Rows ▸
···

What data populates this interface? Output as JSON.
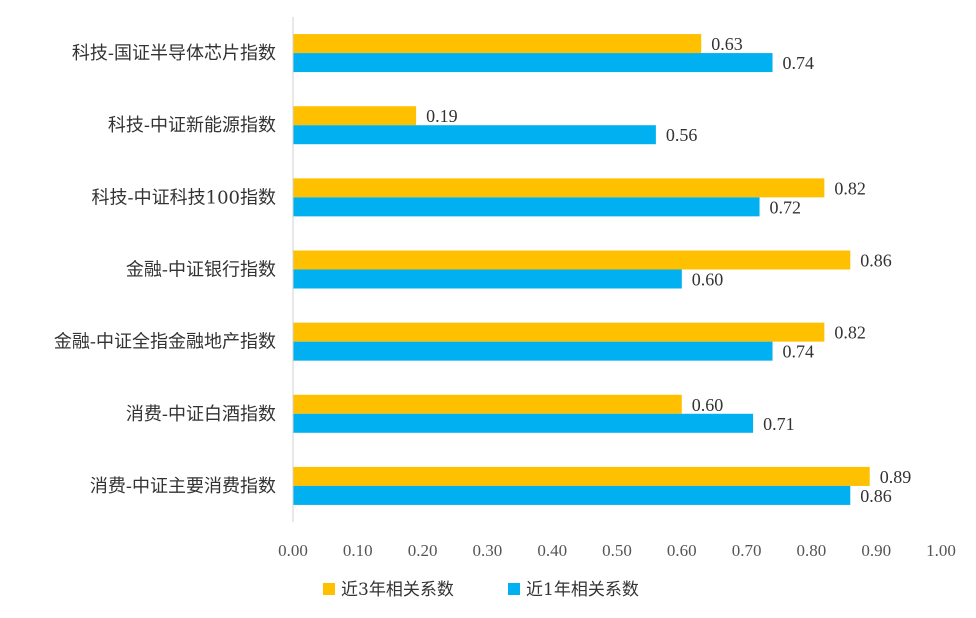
{
  "chart_data": {
    "type": "bar",
    "orientation": "horizontal",
    "categories": [
      "科技-国证半导体芯片指数",
      "科技-中证新能源指数",
      "科技-中证科技100指数",
      "金融-中证银行指数",
      "金融-中证全指金融地产指数",
      "消费-中证白酒指数",
      "消费-中证主要消费指数"
    ],
    "series": [
      {
        "name": "近3年相关系数",
        "color": "#FFC000",
        "values": [
          0.63,
          0.19,
          0.82,
          0.86,
          0.82,
          0.6,
          0.89
        ]
      },
      {
        "name": "近1年相关系数",
        "color": "#00B0F0",
        "values": [
          0.74,
          0.56,
          0.72,
          0.6,
          0.74,
          0.71,
          0.86
        ]
      }
    ],
    "xlim": [
      0,
      1.0
    ],
    "x_ticks": [
      0.0,
      0.1,
      0.2,
      0.3,
      0.4,
      0.5,
      0.6,
      0.7,
      0.8,
      0.9,
      1.0
    ],
    "grid": false,
    "legend_position": "bottom",
    "title": "",
    "xlabel": "",
    "ylabel": ""
  }
}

···

Problem requirements ▸ Output every entry exactly as given; pictures are not part of the copy.

Complete output ▸
What data populates this interface? Output as JSON.
{
  "chart_data": {
    "type": "bar",
    "orientation": "horizontal",
    "categories": [
      "科技-国证半导体芯片指数",
      "科技-中证新能源指数",
      "科技-中证科技100指数",
      "金融-中证银行指数",
      "金融-中证全指金融地产指数",
      "消费-中证白酒指数",
      "消费-中证主要消费指数"
    ],
    "series": [
      {
        "name": "近3年相关系数",
        "color": "#FFC000",
        "values": [
          0.63,
          0.19,
          0.82,
          0.86,
          0.82,
          0.6,
          0.89
        ]
      },
      {
        "name": "近1年相关系数",
        "color": "#00B0F0",
        "values": [
          0.74,
          0.56,
          0.72,
          0.6,
          0.74,
          0.71,
          0.86
        ]
      }
    ],
    "xlim": [
      0,
      1.0
    ],
    "x_ticks": [
      0.0,
      0.1,
      0.2,
      0.3,
      0.4,
      0.5,
      0.6,
      0.7,
      0.8,
      0.9,
      1.0
    ],
    "grid": false,
    "legend_position": "bottom",
    "title": "",
    "xlabel": "",
    "ylabel": ""
  }
}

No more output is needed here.